— Begin —

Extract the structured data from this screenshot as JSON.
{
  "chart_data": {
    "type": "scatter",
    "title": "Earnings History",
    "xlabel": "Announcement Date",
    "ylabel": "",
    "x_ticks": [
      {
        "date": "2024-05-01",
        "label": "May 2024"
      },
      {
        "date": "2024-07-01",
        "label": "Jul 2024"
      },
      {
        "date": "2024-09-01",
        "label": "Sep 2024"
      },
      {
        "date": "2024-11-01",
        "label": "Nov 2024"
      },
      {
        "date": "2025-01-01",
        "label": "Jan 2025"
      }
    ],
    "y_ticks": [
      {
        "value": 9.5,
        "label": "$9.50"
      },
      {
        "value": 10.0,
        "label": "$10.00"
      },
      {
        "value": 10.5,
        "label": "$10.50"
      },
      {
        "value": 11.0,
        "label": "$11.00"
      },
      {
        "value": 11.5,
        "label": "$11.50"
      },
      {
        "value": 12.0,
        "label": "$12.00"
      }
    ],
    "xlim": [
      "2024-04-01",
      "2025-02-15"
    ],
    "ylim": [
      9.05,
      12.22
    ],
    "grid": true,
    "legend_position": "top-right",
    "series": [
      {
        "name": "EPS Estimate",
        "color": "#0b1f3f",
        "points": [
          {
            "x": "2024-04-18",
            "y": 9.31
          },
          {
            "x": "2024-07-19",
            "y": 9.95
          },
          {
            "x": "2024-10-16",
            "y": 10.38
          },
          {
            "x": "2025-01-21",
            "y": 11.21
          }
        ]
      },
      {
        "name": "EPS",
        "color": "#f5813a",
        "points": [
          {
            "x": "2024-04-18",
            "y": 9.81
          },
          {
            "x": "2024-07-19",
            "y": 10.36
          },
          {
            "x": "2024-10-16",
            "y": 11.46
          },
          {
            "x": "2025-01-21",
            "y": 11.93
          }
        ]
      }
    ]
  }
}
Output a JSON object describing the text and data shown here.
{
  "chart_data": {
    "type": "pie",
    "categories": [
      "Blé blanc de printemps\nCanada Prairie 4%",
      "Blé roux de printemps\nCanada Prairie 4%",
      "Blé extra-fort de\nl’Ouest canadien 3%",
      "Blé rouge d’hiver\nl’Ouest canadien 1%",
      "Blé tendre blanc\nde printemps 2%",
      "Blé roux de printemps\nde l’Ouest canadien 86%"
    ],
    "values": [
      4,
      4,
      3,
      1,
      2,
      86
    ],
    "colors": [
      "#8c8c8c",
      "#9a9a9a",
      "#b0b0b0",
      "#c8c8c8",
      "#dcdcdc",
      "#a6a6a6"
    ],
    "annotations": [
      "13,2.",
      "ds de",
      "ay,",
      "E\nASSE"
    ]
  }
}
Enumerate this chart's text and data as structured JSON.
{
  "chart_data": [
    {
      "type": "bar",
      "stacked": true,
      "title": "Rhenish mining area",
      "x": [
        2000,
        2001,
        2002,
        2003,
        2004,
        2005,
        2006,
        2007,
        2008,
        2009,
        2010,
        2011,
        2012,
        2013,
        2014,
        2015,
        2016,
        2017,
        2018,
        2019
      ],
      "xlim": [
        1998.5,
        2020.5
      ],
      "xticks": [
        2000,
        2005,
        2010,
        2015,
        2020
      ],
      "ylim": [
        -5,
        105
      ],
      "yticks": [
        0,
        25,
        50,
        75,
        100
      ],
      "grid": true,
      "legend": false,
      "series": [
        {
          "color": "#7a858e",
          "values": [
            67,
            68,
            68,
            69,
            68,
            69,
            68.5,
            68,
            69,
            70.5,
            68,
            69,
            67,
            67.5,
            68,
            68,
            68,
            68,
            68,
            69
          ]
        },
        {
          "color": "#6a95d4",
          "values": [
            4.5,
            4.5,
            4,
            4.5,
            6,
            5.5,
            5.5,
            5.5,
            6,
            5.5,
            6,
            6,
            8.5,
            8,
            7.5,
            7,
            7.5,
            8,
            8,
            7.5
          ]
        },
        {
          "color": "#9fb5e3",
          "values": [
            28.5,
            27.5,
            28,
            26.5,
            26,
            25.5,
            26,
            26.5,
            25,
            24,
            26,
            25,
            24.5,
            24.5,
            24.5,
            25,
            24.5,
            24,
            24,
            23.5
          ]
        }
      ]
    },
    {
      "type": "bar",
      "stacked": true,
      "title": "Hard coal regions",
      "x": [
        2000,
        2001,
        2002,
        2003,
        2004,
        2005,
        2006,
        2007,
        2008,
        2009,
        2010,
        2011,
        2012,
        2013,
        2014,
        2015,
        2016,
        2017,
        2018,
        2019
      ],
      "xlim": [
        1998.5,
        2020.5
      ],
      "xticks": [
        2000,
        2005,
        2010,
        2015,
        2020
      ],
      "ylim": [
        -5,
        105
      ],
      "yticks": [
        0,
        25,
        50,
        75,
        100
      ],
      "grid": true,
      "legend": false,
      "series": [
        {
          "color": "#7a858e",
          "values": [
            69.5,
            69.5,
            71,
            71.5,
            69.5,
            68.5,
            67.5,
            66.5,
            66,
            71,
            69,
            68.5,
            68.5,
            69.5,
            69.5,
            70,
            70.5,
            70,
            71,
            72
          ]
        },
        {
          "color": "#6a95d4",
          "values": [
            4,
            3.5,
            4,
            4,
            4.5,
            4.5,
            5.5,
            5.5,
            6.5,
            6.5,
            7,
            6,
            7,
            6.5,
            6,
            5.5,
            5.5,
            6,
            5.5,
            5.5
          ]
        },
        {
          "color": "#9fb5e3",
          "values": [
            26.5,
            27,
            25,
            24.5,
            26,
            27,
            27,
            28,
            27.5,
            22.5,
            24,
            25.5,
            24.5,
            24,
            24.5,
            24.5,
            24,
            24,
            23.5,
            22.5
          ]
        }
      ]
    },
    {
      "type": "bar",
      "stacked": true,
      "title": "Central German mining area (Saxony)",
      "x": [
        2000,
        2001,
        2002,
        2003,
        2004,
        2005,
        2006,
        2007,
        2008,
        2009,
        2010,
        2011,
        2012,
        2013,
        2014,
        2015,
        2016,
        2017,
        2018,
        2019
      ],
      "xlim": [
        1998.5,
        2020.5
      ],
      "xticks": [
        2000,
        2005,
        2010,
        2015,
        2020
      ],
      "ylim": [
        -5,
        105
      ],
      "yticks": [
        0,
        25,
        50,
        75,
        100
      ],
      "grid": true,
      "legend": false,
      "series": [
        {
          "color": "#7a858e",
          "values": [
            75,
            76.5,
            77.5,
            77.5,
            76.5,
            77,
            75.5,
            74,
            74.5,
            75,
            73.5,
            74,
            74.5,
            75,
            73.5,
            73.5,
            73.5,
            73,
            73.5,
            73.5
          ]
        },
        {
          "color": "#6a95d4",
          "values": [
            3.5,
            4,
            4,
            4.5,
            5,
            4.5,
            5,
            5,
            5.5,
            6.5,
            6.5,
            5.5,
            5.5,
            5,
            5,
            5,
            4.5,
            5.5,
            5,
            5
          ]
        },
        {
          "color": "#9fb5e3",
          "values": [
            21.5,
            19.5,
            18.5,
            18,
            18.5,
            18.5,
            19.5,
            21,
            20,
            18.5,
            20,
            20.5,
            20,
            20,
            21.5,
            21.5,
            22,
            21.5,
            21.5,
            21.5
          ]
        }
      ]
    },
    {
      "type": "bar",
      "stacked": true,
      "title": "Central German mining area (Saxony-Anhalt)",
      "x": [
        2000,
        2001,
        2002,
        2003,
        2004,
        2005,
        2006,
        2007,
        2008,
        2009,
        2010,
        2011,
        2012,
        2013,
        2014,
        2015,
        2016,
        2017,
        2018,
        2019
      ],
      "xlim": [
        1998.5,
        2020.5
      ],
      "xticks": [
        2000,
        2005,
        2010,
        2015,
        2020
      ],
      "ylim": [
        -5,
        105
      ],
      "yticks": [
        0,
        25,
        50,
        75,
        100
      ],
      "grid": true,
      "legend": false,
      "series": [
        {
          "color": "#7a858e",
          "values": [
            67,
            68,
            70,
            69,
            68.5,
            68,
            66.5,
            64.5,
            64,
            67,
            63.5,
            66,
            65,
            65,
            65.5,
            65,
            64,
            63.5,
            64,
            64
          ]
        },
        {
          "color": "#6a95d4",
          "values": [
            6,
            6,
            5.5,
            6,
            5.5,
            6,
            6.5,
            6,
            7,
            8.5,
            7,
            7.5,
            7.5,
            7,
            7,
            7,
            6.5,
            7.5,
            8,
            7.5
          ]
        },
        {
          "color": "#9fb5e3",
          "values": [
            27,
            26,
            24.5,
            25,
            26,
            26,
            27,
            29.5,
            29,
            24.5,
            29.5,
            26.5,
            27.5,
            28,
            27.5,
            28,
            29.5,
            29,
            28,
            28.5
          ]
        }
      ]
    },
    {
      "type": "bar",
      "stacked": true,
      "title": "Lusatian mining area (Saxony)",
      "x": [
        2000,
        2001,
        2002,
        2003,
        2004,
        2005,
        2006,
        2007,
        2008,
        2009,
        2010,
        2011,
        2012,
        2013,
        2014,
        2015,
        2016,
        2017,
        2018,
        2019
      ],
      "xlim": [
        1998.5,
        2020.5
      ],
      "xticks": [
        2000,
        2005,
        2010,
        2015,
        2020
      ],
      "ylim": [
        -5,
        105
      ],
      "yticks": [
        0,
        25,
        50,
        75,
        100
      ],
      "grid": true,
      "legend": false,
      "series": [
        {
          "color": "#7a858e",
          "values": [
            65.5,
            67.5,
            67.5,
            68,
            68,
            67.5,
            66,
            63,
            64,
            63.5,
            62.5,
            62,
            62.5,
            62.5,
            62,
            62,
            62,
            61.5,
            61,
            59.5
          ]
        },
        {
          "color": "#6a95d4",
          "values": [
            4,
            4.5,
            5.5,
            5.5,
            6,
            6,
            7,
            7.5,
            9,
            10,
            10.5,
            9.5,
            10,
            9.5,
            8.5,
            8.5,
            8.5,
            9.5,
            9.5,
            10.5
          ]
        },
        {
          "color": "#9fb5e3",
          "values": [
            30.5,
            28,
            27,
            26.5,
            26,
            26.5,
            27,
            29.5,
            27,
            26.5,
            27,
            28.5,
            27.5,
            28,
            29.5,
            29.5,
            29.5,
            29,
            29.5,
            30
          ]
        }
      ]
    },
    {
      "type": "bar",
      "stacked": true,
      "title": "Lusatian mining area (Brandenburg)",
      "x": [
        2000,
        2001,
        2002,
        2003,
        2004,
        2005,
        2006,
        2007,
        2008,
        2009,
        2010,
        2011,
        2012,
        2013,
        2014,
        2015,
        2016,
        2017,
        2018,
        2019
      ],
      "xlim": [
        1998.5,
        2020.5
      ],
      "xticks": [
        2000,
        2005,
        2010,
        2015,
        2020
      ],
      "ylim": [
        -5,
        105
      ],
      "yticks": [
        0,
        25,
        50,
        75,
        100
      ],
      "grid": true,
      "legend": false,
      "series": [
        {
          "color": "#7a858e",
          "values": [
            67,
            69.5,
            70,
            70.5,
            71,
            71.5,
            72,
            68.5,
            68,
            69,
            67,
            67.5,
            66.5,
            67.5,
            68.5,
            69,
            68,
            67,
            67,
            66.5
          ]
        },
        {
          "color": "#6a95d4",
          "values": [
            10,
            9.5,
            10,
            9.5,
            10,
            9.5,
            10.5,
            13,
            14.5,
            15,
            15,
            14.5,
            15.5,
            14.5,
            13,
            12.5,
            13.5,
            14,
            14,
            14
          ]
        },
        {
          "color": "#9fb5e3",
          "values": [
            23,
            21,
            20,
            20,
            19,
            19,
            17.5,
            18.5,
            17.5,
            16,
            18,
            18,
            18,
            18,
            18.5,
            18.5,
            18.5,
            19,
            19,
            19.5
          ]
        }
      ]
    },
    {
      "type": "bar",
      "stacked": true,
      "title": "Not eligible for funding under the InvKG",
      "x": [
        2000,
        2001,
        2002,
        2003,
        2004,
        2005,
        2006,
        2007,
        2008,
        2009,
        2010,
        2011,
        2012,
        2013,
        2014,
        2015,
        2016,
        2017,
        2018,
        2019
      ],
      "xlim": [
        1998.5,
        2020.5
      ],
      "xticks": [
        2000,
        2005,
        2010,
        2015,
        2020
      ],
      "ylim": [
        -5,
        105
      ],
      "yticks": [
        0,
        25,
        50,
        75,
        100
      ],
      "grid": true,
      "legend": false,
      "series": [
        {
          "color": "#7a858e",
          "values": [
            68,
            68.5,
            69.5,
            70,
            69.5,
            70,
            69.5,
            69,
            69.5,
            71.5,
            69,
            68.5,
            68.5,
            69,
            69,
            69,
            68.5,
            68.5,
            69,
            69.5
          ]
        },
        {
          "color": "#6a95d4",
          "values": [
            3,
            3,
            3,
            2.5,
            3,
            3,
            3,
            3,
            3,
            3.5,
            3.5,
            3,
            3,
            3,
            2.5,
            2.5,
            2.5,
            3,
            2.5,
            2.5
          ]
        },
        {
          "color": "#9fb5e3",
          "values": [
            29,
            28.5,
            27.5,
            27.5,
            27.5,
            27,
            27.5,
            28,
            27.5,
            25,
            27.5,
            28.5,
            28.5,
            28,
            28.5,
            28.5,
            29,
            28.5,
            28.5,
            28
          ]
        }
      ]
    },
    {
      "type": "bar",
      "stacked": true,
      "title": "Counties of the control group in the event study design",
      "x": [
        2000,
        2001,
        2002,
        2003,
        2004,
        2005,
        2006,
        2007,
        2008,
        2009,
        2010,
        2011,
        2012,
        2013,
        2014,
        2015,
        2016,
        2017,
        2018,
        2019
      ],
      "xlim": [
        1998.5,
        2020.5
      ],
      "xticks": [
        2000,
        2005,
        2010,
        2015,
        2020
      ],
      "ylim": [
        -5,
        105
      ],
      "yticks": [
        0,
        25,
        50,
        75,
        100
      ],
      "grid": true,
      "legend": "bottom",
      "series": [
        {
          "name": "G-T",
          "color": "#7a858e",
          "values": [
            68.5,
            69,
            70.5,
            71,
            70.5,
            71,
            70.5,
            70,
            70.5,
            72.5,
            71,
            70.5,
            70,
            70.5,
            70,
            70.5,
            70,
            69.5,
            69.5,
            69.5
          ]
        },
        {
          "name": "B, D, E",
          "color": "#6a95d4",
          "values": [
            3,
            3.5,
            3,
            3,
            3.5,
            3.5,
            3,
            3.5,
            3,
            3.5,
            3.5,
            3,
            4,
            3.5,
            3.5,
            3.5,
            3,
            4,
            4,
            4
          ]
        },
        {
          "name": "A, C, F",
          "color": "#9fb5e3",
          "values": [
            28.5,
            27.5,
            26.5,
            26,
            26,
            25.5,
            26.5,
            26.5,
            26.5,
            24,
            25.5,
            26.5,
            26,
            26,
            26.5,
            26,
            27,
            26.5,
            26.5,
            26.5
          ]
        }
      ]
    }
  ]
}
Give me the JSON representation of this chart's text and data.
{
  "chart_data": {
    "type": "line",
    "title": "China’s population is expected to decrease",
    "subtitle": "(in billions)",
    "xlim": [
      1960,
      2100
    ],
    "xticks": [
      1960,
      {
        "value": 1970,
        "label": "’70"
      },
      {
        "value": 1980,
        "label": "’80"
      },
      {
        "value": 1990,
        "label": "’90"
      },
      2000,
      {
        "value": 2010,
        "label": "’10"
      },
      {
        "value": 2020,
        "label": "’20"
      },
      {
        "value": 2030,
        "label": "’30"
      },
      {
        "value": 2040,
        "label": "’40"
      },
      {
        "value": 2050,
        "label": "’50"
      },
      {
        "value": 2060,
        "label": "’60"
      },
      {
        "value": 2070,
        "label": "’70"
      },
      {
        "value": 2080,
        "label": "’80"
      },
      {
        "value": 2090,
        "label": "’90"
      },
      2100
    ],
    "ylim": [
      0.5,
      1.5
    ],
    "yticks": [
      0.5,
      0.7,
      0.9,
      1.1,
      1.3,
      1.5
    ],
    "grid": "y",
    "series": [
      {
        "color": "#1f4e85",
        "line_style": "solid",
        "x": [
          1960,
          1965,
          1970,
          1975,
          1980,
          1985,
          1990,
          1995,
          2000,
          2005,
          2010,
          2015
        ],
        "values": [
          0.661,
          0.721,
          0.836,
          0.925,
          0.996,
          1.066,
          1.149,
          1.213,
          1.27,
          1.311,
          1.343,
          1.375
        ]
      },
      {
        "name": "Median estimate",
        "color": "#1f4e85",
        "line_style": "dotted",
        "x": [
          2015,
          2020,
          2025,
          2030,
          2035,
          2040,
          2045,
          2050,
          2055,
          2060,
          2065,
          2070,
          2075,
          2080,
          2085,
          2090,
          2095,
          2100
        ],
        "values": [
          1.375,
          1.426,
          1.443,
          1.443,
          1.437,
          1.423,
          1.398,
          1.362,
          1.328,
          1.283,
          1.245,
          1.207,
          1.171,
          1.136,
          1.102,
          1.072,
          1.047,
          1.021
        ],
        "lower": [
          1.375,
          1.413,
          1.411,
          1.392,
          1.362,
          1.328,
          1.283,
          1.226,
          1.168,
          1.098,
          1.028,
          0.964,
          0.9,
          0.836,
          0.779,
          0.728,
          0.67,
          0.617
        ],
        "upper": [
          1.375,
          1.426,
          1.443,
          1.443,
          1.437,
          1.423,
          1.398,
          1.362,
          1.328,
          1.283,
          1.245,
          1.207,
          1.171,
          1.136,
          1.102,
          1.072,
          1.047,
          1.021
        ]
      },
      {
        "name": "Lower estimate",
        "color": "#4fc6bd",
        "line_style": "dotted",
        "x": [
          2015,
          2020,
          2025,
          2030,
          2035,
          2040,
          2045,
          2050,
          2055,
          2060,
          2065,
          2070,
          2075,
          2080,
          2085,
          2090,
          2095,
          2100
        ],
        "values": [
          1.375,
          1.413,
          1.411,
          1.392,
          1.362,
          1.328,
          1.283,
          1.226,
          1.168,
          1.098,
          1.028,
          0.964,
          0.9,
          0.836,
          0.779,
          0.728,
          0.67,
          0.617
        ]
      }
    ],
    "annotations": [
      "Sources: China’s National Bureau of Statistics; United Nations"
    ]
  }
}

— End —

> _TASK_:
Reply with the number of lines in the data that include the string "area" and nothing else.

> _FINISHED ANSWER_:
5